**Information supplied**:
§ §

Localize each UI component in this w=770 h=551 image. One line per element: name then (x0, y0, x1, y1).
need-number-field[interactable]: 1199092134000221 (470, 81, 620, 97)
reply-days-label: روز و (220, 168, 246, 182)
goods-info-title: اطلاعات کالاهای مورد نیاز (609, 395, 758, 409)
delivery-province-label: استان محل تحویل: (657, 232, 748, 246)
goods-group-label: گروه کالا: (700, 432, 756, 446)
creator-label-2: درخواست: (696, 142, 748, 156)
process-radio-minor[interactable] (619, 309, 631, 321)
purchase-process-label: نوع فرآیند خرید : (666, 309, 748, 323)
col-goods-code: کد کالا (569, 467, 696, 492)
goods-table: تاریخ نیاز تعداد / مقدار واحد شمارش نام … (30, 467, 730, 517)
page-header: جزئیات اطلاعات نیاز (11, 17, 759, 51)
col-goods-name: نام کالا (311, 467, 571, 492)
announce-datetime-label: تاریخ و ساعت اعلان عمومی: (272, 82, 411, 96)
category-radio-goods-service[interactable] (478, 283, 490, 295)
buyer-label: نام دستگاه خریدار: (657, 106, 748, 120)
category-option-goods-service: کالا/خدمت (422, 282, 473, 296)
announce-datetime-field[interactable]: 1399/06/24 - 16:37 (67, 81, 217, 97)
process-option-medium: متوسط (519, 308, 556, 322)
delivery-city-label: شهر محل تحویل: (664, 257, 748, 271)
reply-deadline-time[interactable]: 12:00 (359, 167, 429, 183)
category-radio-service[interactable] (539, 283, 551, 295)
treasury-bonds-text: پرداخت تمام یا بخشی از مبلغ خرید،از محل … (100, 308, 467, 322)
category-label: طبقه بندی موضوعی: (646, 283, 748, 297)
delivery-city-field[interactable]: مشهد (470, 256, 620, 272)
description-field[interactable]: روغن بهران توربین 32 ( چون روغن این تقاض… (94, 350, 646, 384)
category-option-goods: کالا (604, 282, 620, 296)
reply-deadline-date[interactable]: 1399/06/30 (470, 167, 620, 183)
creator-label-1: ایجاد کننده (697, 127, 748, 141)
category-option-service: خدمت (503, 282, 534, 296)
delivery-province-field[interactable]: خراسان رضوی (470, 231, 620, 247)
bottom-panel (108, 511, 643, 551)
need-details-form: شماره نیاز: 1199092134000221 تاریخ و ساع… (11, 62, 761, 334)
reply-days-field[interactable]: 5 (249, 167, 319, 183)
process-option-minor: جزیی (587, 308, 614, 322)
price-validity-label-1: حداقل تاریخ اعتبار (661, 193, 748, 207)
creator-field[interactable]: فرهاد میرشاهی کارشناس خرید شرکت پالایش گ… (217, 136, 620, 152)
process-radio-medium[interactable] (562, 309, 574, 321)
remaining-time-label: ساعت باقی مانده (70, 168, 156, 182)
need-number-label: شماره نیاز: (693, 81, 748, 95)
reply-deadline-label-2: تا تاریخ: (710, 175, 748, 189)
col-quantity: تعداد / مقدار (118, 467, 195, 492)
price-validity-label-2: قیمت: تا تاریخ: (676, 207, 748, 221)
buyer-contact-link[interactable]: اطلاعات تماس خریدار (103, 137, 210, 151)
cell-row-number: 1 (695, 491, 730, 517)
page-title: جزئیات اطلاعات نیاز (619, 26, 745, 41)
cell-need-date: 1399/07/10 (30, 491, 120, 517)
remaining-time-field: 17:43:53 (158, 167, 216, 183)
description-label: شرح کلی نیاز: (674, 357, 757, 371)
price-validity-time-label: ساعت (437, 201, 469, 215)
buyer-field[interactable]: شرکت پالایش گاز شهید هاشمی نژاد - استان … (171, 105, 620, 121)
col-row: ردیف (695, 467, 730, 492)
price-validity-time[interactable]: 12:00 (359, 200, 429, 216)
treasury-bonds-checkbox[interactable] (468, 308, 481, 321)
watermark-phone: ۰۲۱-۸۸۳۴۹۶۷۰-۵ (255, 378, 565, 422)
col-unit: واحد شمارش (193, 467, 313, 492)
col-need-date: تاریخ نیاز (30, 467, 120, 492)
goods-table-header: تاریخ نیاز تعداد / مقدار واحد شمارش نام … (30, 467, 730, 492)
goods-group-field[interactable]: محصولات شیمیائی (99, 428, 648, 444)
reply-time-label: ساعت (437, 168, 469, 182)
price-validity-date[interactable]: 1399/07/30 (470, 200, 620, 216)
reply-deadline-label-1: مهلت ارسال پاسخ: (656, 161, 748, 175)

§ §

**Work required**:
List each line in the listing above that contains the string "خدمت".

**The answer**:
category-option-goods-service: کالا/خدمت (422, 282, 473, 296)
category-option-service: خدمت (503, 282, 534, 296)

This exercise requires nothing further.